Set task
Reproduce the material below, replacing every occurrence of "sidebar-item-label" with "nav-pane-label" and changing nothing else.

Data in this exercise
——

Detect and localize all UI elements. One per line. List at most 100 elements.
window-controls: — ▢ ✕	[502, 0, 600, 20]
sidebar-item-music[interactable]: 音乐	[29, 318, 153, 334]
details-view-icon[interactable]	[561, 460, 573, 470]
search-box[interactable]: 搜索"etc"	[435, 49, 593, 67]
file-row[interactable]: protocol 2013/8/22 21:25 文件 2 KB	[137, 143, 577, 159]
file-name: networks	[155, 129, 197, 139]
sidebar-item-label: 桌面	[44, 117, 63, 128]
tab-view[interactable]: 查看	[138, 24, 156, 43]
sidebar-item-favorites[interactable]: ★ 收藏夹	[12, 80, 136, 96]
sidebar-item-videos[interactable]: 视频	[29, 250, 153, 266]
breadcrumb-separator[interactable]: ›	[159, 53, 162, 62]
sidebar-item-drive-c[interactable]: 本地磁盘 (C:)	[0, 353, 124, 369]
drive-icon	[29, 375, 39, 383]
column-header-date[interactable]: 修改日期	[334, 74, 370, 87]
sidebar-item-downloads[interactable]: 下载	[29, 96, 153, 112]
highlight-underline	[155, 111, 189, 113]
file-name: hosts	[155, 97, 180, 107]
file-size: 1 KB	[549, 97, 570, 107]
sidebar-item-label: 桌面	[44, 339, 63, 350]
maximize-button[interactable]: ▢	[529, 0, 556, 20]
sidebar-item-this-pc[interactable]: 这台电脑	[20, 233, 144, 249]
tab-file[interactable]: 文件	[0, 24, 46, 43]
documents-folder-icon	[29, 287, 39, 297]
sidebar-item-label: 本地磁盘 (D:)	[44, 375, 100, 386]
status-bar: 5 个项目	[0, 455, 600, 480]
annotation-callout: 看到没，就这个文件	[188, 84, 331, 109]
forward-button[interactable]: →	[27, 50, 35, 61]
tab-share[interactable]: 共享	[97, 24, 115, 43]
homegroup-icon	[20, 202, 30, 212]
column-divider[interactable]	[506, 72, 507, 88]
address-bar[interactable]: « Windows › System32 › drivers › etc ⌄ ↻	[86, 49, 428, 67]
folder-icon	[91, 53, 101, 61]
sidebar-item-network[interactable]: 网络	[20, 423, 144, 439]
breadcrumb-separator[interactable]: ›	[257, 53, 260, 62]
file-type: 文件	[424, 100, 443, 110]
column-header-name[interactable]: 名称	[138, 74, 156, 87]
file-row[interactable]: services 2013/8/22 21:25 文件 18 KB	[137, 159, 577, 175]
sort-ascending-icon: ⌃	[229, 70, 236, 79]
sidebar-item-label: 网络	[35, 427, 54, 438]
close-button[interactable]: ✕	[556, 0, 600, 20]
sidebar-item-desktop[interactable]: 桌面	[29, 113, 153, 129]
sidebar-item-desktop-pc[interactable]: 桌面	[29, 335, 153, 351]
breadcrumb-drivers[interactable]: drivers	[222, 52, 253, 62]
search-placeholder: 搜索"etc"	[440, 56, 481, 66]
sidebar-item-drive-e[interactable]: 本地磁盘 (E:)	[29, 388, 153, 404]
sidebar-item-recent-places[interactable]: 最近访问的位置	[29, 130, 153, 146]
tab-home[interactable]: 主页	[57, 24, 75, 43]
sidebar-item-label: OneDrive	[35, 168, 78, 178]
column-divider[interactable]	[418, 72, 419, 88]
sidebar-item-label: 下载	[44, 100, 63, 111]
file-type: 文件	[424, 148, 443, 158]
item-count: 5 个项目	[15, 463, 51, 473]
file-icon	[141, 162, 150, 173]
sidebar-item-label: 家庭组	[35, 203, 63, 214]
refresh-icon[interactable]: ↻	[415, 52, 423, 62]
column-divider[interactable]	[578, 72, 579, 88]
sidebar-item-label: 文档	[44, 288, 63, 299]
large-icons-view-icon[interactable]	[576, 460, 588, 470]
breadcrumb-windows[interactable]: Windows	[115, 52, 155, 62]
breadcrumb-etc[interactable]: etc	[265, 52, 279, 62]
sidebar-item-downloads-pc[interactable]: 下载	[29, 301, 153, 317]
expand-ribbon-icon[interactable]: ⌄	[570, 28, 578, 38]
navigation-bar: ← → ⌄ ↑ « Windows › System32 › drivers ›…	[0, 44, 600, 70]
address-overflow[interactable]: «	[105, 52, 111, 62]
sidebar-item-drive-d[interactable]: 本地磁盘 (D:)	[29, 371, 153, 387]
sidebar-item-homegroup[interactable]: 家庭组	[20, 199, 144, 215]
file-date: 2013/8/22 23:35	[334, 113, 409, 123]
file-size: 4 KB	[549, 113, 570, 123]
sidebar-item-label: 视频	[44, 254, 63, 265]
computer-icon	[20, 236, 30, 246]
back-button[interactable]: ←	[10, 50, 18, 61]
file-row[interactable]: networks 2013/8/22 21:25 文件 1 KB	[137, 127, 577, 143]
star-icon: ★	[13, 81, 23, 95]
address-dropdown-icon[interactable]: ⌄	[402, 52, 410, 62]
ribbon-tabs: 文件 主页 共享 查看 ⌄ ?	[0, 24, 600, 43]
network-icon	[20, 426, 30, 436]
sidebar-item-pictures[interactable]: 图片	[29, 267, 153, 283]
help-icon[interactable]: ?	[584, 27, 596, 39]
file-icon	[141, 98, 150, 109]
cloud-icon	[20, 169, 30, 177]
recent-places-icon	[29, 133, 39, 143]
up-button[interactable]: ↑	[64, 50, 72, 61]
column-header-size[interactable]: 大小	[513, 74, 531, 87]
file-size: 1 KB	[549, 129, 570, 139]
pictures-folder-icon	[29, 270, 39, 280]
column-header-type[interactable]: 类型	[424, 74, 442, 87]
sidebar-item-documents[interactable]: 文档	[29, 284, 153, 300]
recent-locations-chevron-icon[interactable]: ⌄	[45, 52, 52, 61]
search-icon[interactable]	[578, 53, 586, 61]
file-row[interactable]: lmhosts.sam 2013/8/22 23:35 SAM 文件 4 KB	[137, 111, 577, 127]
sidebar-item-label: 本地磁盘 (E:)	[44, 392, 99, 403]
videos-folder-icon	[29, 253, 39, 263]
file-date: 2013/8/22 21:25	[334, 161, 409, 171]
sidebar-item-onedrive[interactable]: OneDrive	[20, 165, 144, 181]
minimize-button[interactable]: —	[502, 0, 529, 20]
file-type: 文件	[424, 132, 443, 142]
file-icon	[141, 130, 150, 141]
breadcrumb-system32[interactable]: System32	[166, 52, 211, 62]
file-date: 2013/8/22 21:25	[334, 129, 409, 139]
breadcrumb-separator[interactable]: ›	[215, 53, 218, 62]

——

Full answer
Detect and localize all UI elements. One per line. List at most 100 elements.
window-controls: — ▢ ✕	[502, 0, 600, 20]
sidebar-item-music[interactable]: 音乐	[29, 318, 153, 334]
details-view-icon[interactable]	[561, 460, 573, 470]
search-box[interactable]: 搜索"etc"	[435, 49, 593, 67]
file-row[interactable]: protocol 2013/8/22 21:25 文件 2 KB	[137, 143, 577, 159]
file-name: networks	[155, 129, 197, 139]
nav-pane-label: 桌面	[44, 117, 63, 128]
tab-view[interactable]: 查看	[138, 24, 156, 43]
sidebar-item-favorites[interactable]: ★ 收藏夹	[12, 80, 136, 96]
sidebar-item-videos[interactable]: 视频	[29, 250, 153, 266]
breadcrumb-separator[interactable]: ›	[159, 53, 162, 62]
sidebar-item-drive-c[interactable]: 本地磁盘 (C:)	[0, 353, 124, 369]
drive-icon	[29, 375, 39, 383]
column-header-date[interactable]: 修改日期	[334, 74, 370, 87]
sidebar-item-downloads[interactable]: 下载	[29, 96, 153, 112]
highlight-underline	[155, 111, 189, 113]
file-name: hosts	[155, 97, 180, 107]
file-size: 1 KB	[549, 97, 570, 107]
nav-pane-label: 桌面	[44, 339, 63, 350]
maximize-button[interactable]: ▢	[529, 0, 556, 20]
sidebar-item-this-pc[interactable]: 这台电脑	[20, 233, 144, 249]
tab-file[interactable]: 文件	[0, 24, 46, 43]
documents-folder-icon	[29, 287, 39, 297]
nav-pane-label: 本地磁盘 (D:)	[44, 375, 100, 386]
status-bar: 5 个项目	[0, 455, 600, 480]
annotation-callout: 看到没，就这个文件	[188, 84, 331, 109]
forward-button[interactable]: →	[27, 50, 35, 61]
tab-share[interactable]: 共享	[97, 24, 115, 43]
homegroup-icon	[20, 202, 30, 212]
column-divider[interactable]	[506, 72, 507, 88]
address-bar[interactable]: « Windows › System32 › drivers › etc ⌄ ↻	[86, 49, 428, 67]
folder-icon	[91, 53, 101, 61]
sidebar-item-network[interactable]: 网络	[20, 423, 144, 439]
breadcrumb-separator[interactable]: ›	[257, 53, 260, 62]
file-type: 文件	[424, 100, 443, 110]
column-header-name[interactable]: 名称	[138, 74, 156, 87]
file-row[interactable]: services 2013/8/22 21:25 文件 18 KB	[137, 159, 577, 175]
sort-ascending-icon: ⌃	[229, 70, 236, 79]
nav-pane-label: 网络	[35, 427, 54, 438]
close-button[interactable]: ✕	[556, 0, 600, 20]
sidebar-item-desktop[interactable]: 桌面	[29, 113, 153, 129]
sidebar-item-desktop-pc[interactable]: 桌面	[29, 335, 153, 351]
breadcrumb-drivers[interactable]: drivers	[222, 52, 253, 62]
search-placeholder: 搜索"etc"	[440, 56, 481, 66]
sidebar-item-drive-e[interactable]: 本地磁盘 (E:)	[29, 388, 153, 404]
sidebar-item-recent-places[interactable]: 最近访问的位置	[29, 130, 153, 146]
tab-home[interactable]: 主页	[57, 24, 75, 43]
nav-pane-label: OneDrive	[35, 168, 78, 178]
column-divider[interactable]	[418, 72, 419, 88]
nav-pane-label: 下载	[44, 100, 63, 111]
file-type: 文件	[424, 148, 443, 158]
item-count: 5 个项目	[15, 463, 51, 473]
file-icon	[141, 162, 150, 173]
nav-pane-label: 家庭组	[35, 203, 63, 214]
refresh-icon[interactable]: ↻	[415, 52, 423, 62]
column-divider[interactable]	[578, 72, 579, 88]
nav-pane-label: 文档	[44, 288, 63, 299]
large-icons-view-icon[interactable]	[576, 460, 588, 470]
breadcrumb-windows[interactable]: Windows	[115, 52, 155, 62]
breadcrumb-etc[interactable]: etc	[265, 52, 279, 62]
sidebar-item-downloads-pc[interactable]: 下载	[29, 301, 153, 317]
expand-ribbon-icon[interactable]: ⌄	[570, 28, 578, 38]
navigation-bar: ← → ⌄ ↑ « Windows › System32 › drivers ›…	[0, 44, 600, 70]
address-overflow[interactable]: «	[105, 52, 111, 62]
sidebar-item-drive-d[interactable]: 本地磁盘 (D:)	[29, 371, 153, 387]
sidebar-item-homegroup[interactable]: 家庭组	[20, 199, 144, 215]
file-date: 2013/8/22 23:35	[334, 113, 409, 123]
file-size: 4 KB	[549, 113, 570, 123]
nav-pane-label: 视频	[44, 254, 63, 265]
computer-icon	[20, 236, 30, 246]
back-button[interactable]: ←	[10, 50, 18, 61]
file-row[interactable]: networks 2013/8/22 21:25 文件 1 KB	[137, 127, 577, 143]
star-icon: ★	[13, 81, 23, 95]
address-dropdown-icon[interactable]: ⌄	[402, 52, 410, 62]
ribbon-tabs: 文件 主页 共享 查看 ⌄ ?	[0, 24, 600, 43]
network-icon	[20, 426, 30, 436]
sidebar-item-pictures[interactable]: 图片	[29, 267, 153, 283]
help-icon[interactable]: ?	[584, 27, 596, 39]
file-icon	[141, 98, 150, 109]
cloud-icon	[20, 169, 30, 177]
recent-places-icon	[29, 133, 39, 143]
up-button[interactable]: ↑	[64, 50, 72, 61]
column-header-size[interactable]: 大小	[513, 74, 531, 87]
file-size: 1 KB	[549, 129, 570, 139]
pictures-folder-icon	[29, 270, 39, 280]
column-header-type[interactable]: 类型	[424, 74, 442, 87]
sidebar-item-documents[interactable]: 文档	[29, 284, 153, 300]
recent-locations-chevron-icon[interactable]: ⌄	[45, 52, 52, 61]
search-icon[interactable]	[578, 53, 586, 61]
file-row[interactable]: lmhosts.sam 2013/8/22 23:35 SAM 文件 4 KB	[137, 111, 577, 127]
nav-pane-label: 本地磁盘 (E:)	[44, 392, 99, 403]
videos-folder-icon	[29, 253, 39, 263]
file-date: 2013/8/22 21:25	[334, 161, 409, 171]
sidebar-item-onedrive[interactable]: OneDrive	[20, 165, 144, 181]
minimize-button[interactable]: —	[502, 0, 529, 20]
file-type: 文件	[424, 132, 443, 142]
file-icon	[141, 130, 150, 141]
breadcrumb-system32[interactable]: System32	[166, 52, 211, 62]
file-date: 2013/8/22 21:25	[334, 129, 409, 139]
breadcrumb-separator[interactable]: ›	[215, 53, 218, 62]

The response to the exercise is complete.